◆ Written instruction ◆
Output only the lines that run from the line holding "Type out the text in this image." to the end of the entries, both ends included, and skip the pictures.

◆ Records supplied ◆

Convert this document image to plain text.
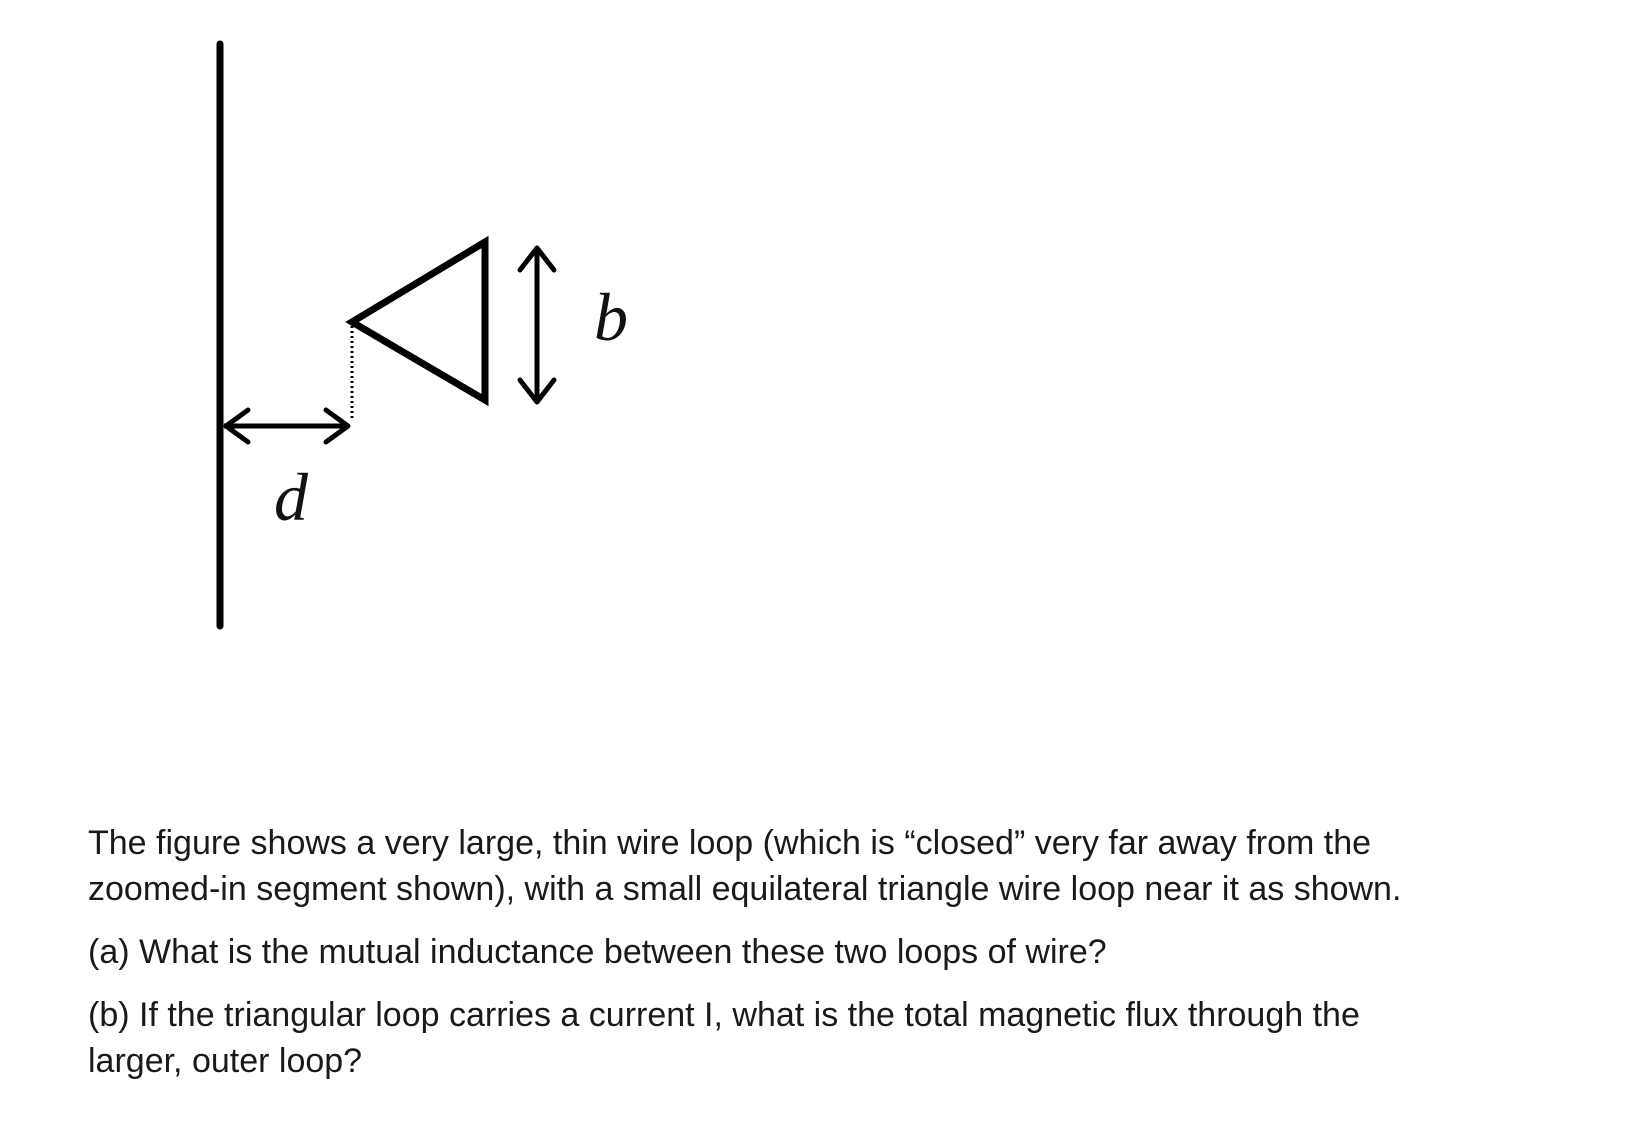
b
d

The figure shows a very large, thin wire loop (which is “closed” very far away from the zoomed-in segment shown), with a small equilateral triangle wire loop near it as shown.

(a) What is the mutual inductance between these two loops of wire?

(b) If the triangular loop carries a current I, what is the total magnetic flux through the larger, outer loop?
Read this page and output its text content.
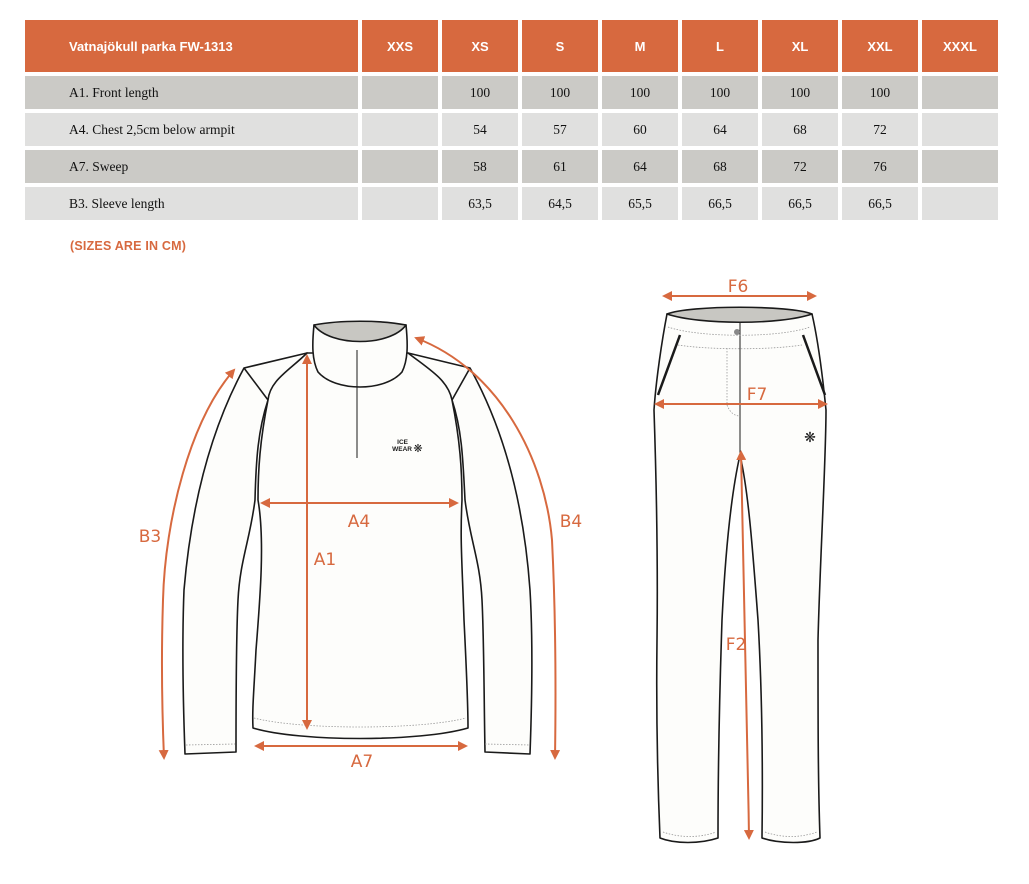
Vatnajökull parka FW-1313	XXS	XS	S	M	L	XL	XXL	XXXL
A1. Front length		100	100	100	100	100	100	
A4. Chest 2,5cm below armpit		54	57	60	64	68	72	
A7. Sweep		58	61	64	68	72	76	
B3. Sleeve length		63,5	64,5	65,5	66,5	66,5	66,5	
(SIZES ARE IN CM)
ICE
WEAR ❋
A4
A1
A7
B3
B4
❋
F6
F7
F2
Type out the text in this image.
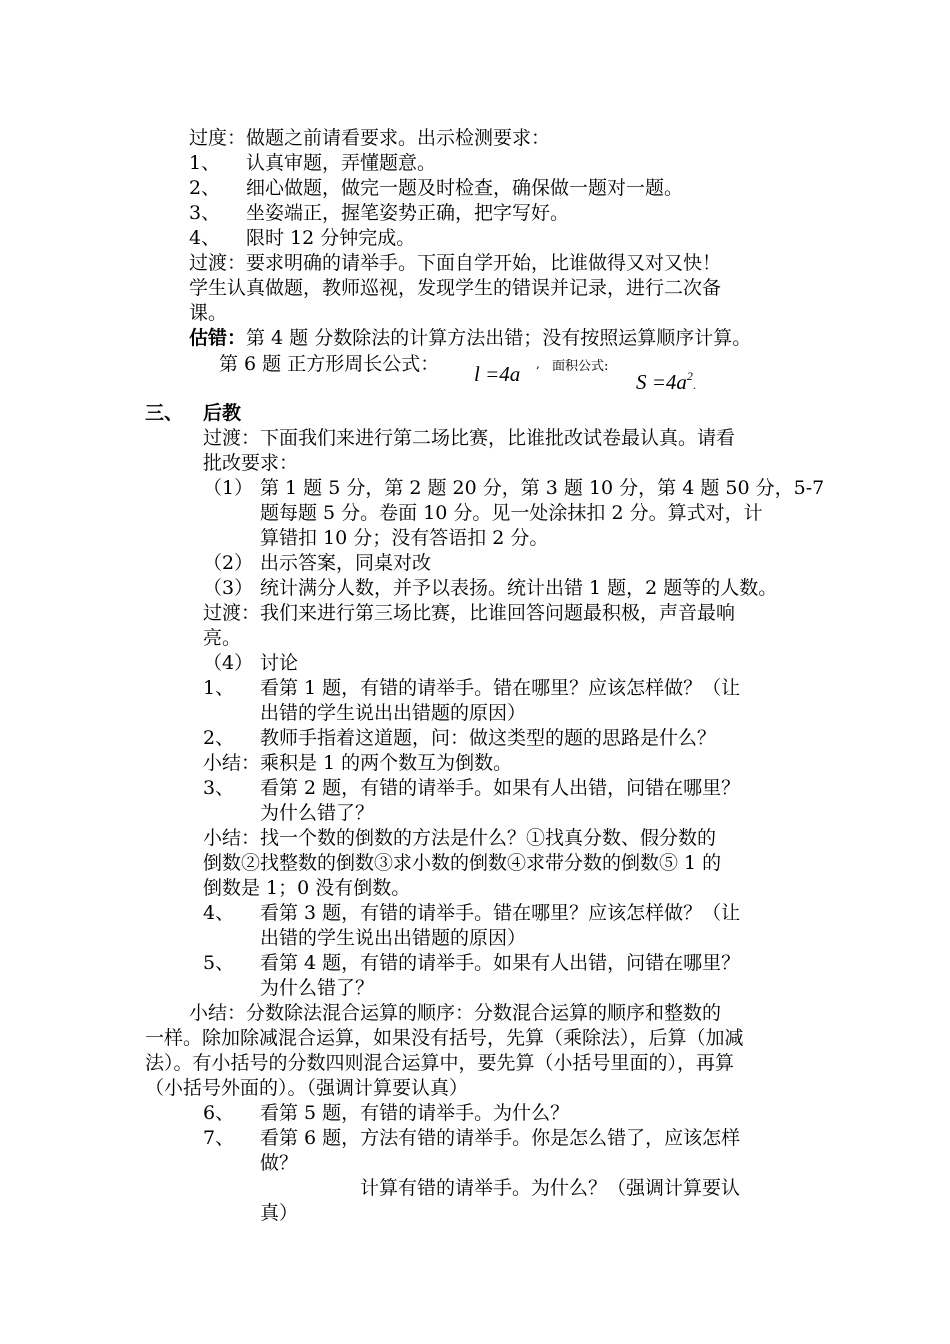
过度：做题之前请看要求。出示检测要求：
1、 认真审题，弄懂题意。
2、 细心做题，做完一题及时检查，确保做一题对一题。
3、 坐姿端正，握笔姿势正确，把字写好。
4、 限时 12 分钟完成。
过渡：要求明确的请举手。下面自学开始，比谁做得又对又快！
学生认真做题，教师巡视，发现学生的错误并记录，进行二次备
课。
估错：第 4 题 分数除法的计算方法出错；没有按照运算顺序计算。
第 6 题 正方形周长公式： l =4a , 面积公式:
$S =4a^2$.
三、 后教
过渡：下面我们来进行第二场比赛，比谁批改试卷最认真。请看
批改要求：
（1） 第 1 题 5 分，第 2 题 20 分，第 3 题 10 分，第 4 题 50 分，5-7
题每题 5 分。卷面 10 分。见一处涂抹扣 2 分。算式对，计
算错扣 10 分；没有答语扣 2 分。
（2） 出示答案，同桌对改
（3） 统计满分人数，并予以表扬。统计出错 1 题，2 题等的人数。
过渡：我们来进行第三场比赛，比谁回答问题最积极，声音最响
亮。
（4） 讨论
1、 看第 1 题，有错的请举手。错在哪里？应该怎样做？（让
出错的学生说出出错题的原因）
2、 教师手指着这道题，问：做这类型的题的思路是什么？
小结：乘积是 1 的两个数互为倒数。
3、 看第 2 题，有错的请举手。如果有人出错，问错在哪里？
为什么错了？
小结：找一个数的倒数的方法是什么？①找真分数、假分数的
倒数②找整数的倒数③求小数的倒数④求带分数的倒数⑤ 1 的
倒数是 1；0 没有倒数。
4、 看第 3 题，有错的请举手。错在哪里？应该怎样做？（让
出错的学生说出出错题的原因）
5、 看第 4 题，有错的请举手。如果有人出错，问错在哪里？
为什么错了？
小结：分数除法混合运算的顺序：分数混合运算的顺序和整数的
一样。除加除减混合运算，如果没有括号，先算（乘除法），后算（加减
法）。有小括号的分数四则混合运算中，要先算（小括号里面的），再算
（小括号外面的）。（强调计算要认真）
6、 看第 5 题，有错的请举手。为什么？
7、 看第 6 题，方法有错的请举手。你是怎么错了，应该怎样
做？
计算有错的请举手。为什么？（强调计算要认
真）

◆ Solution ◆
Type out the text in this image.
过度：做题之前请看要求。出示检测要求：
1、 认真审题，弄懂题意。
2、 细心做题，做完一题及时检查，确保做一题对一题。
3、 坐姿端正，握笔姿势正确，把字写好。
4、 限时 12 分钟完成。
过渡：要求明确的请举手。下面自学开始，比谁做得又对又快！
学生认真做题，教师巡视，发现学生的错误并记录，进行二次备
课。
估错：第 4 题 分数除法的计算方法出错；没有按照运算顺序计算。
第 6 题 正方形周长公式： l =4a , 面积公式:
$S =4a^2$.
三、 后教
过渡：下面我们来进行第二场比赛，比谁批改试卷最认真。请看
批改要求：
（1） 第 1 题 5 分，第 2 题 20 分，第 3 题 10 分，第 4 题 50 分，5-7
题每题 5 分。卷面 10 分。见一处涂抹扣 2 分。算式对，计
算错扣 10 分；没有答语扣 2 分。
（2） 出示答案，同桌对改
（3） 统计满分人数，并予以表扬。统计出错 1 题，2 题等的人数。
过渡：我们来进行第三场比赛，比谁回答问题最积极，声音最响
亮。
（4） 讨论
1、 看第 1 题，有错的请举手。错在哪里？应该怎样做？（让
出错的学生说出出错题的原因）
2、 教师手指着这道题，问：做这类型的题的思路是什么？
小结：乘积是 1 的两个数互为倒数。
3、 看第 2 题，有错的请举手。如果有人出错，问错在哪里？
为什么错了？
小结：找一个数的倒数的方法是什么？①找真分数、假分数的
倒数②找整数的倒数③求小数的倒数④求带分数的倒数⑤ 1 的
倒数是 1；0 没有倒数。
4、 看第 3 题，有错的请举手。错在哪里？应该怎样做？（让
出错的学生说出出错题的原因）
5、 看第 4 题，有错的请举手。如果有人出错，问错在哪里？
为什么错了？
小结：分数除法混合运算的顺序：分数混合运算的顺序和整数的
一样。除加除减混合运算，如果没有括号，先算（乘除法），后算（加减
法）。有小括号的分数四则混合运算中，要先算（小括号里面的），再算
（小括号外面的）。（强调计算要认真）
6、 看第 5 题，有错的请举手。为什么？
7、 看第 6 题，方法有错的请举手。你是怎么错了，应该怎样
做？
计算有错的请举手。为什么？（强调计算要认
真）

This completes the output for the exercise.